Extracted data:
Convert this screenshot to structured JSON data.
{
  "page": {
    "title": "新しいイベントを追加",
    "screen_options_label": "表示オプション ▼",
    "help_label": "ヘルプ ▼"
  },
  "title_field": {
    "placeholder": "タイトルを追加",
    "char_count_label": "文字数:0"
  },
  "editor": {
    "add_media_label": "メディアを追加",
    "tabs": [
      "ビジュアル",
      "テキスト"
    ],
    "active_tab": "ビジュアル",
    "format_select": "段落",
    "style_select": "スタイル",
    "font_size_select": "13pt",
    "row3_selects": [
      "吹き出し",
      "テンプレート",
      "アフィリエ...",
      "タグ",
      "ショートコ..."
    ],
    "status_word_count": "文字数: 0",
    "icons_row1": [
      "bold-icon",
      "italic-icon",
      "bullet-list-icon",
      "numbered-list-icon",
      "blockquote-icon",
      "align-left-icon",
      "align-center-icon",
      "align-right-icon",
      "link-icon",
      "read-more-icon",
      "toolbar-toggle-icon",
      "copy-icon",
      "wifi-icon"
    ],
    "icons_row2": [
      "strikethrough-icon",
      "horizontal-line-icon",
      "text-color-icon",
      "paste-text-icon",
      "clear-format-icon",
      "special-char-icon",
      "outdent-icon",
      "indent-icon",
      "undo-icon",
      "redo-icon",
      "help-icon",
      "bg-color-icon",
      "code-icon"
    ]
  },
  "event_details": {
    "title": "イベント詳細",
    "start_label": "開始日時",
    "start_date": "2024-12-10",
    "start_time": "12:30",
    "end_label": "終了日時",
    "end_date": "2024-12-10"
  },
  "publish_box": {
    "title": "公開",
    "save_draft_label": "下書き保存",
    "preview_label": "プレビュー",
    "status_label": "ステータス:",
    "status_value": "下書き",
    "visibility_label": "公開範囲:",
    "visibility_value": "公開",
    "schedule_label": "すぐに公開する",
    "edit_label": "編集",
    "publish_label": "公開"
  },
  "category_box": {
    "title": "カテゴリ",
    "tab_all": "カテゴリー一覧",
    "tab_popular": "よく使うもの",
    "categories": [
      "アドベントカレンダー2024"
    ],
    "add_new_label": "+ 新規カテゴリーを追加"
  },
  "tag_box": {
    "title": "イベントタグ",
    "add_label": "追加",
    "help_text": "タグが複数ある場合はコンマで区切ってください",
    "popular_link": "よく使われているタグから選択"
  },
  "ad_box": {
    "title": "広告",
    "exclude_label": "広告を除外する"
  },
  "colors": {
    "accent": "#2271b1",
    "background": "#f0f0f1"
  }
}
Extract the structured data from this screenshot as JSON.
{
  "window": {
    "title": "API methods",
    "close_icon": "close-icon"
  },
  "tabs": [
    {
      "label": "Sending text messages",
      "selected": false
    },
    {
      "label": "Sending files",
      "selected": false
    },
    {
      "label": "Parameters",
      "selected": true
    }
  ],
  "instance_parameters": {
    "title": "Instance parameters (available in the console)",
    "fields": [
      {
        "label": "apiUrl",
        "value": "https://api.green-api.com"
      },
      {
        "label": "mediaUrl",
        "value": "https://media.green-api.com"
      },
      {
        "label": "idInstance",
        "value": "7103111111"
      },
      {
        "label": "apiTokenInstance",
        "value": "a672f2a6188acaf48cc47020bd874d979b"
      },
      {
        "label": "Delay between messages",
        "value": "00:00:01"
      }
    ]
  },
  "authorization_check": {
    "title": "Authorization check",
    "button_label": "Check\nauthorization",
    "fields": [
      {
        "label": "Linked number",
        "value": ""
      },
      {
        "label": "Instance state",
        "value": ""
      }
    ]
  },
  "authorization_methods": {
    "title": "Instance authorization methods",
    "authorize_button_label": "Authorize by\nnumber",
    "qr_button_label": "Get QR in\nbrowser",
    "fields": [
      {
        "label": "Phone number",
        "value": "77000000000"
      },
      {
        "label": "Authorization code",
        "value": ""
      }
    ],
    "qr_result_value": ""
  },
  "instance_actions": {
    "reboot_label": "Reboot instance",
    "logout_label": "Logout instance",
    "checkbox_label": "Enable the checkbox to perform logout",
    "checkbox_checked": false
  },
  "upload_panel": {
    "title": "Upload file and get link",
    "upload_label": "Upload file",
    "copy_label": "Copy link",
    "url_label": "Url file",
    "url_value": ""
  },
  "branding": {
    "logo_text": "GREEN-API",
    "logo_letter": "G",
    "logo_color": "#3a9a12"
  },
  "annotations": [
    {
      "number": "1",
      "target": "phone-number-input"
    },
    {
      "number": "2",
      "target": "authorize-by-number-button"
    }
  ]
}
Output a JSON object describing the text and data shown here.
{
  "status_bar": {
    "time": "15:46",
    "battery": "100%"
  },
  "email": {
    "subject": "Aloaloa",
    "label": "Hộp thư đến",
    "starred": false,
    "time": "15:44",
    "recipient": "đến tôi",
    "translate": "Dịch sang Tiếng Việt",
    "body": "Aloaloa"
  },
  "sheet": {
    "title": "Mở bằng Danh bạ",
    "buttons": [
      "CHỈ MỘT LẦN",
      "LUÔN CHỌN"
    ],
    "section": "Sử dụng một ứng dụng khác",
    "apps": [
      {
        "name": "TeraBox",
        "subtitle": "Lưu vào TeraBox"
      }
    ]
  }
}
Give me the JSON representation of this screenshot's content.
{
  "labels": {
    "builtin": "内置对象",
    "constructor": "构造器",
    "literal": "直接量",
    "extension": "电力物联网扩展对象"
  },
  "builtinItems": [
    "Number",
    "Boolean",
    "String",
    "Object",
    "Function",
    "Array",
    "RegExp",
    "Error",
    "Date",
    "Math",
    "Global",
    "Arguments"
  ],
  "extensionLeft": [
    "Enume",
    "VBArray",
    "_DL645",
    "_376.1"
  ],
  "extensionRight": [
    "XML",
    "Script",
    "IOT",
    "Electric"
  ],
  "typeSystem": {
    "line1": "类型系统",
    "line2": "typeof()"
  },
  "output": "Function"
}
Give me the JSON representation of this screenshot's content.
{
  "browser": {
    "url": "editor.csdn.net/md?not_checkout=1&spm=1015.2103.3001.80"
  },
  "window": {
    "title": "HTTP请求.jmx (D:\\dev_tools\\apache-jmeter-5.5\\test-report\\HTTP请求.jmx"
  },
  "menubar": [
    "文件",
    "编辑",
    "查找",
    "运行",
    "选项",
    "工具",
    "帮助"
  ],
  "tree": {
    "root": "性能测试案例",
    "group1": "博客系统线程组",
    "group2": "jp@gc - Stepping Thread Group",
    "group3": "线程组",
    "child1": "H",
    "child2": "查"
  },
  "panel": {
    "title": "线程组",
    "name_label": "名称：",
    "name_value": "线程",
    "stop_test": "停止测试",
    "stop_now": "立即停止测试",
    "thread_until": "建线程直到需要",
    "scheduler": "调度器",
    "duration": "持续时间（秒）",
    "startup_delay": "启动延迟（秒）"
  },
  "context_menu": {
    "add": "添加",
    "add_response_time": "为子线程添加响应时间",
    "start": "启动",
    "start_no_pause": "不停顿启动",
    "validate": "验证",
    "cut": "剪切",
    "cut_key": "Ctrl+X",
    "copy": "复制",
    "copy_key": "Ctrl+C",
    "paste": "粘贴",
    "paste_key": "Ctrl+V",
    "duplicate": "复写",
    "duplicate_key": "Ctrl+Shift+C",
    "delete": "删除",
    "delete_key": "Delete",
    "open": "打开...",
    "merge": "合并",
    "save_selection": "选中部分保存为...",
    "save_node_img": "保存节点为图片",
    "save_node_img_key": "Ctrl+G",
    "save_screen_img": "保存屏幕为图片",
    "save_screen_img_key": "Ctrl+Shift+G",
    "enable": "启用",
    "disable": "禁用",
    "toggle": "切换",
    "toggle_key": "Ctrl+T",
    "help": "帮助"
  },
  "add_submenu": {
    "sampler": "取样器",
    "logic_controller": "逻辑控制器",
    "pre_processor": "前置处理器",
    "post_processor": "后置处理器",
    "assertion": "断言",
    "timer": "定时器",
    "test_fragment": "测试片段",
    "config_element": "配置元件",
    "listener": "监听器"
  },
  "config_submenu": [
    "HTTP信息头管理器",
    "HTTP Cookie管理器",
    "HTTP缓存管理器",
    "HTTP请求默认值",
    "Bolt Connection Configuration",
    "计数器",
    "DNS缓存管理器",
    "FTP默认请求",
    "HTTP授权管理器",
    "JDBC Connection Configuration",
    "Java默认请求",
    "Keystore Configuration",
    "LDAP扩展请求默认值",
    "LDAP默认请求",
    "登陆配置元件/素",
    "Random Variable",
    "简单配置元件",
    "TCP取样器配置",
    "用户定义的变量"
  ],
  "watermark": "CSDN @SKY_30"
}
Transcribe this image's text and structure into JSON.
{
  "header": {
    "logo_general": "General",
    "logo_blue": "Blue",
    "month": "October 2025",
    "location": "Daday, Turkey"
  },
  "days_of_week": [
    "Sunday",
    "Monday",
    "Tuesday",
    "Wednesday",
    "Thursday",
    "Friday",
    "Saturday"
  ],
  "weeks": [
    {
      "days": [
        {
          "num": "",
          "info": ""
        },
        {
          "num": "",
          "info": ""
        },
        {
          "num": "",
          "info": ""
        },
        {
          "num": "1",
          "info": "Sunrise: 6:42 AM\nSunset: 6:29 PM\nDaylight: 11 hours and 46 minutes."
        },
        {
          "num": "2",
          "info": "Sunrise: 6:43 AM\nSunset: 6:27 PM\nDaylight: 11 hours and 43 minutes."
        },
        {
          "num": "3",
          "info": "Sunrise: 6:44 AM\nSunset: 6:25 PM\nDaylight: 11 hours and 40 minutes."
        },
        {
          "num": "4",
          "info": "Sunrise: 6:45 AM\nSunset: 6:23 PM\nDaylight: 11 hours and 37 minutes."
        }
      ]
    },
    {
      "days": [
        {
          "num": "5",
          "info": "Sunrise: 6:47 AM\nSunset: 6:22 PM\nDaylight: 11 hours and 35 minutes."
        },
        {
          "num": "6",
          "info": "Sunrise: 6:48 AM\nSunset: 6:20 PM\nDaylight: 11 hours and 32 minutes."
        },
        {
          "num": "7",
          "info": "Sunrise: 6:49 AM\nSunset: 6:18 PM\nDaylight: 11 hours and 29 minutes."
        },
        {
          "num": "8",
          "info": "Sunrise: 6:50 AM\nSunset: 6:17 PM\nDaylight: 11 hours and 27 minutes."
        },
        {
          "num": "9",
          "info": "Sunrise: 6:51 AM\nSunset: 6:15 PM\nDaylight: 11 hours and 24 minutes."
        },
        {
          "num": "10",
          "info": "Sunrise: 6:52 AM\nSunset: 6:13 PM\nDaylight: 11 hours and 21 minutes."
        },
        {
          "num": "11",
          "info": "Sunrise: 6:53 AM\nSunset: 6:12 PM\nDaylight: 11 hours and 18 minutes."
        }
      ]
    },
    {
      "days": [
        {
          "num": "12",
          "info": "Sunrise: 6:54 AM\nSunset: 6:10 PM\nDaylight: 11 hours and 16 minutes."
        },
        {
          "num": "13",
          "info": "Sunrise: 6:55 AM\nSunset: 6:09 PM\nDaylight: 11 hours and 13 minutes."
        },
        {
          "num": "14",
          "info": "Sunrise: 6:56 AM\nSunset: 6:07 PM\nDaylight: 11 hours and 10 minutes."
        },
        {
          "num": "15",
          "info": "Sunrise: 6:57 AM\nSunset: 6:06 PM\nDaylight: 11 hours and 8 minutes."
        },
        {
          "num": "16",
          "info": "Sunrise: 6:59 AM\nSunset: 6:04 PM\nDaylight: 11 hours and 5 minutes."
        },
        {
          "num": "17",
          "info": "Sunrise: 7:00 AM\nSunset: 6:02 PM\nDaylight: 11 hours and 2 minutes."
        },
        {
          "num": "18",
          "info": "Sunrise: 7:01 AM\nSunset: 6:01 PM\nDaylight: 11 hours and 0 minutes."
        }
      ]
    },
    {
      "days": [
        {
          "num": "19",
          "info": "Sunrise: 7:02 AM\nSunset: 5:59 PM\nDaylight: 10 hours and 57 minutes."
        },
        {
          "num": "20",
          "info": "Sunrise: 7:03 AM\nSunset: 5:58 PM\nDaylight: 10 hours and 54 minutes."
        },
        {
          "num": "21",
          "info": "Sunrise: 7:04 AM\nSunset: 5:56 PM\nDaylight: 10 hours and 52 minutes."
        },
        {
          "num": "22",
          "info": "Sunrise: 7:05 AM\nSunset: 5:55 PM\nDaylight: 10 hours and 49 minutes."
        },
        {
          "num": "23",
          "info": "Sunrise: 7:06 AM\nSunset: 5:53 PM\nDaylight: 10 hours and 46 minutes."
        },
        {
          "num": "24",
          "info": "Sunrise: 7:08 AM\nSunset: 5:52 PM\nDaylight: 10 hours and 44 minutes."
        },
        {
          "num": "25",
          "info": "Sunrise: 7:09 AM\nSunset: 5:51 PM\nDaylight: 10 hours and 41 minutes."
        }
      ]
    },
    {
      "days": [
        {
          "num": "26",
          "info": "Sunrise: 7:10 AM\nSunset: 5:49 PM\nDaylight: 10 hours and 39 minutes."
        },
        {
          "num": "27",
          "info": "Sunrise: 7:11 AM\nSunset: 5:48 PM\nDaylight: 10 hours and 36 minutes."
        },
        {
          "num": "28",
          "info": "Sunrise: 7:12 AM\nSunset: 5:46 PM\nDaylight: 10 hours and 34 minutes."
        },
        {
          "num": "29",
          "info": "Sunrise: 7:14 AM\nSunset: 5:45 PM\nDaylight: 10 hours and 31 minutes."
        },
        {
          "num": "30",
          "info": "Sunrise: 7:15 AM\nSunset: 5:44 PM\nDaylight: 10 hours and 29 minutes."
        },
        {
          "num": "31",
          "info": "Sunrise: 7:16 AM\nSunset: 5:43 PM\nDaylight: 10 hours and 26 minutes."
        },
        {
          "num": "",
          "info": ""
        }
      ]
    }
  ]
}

Directions: From the records above, how many lines include the word "Sending"? Only the number is wanted.

Exercise answer: 2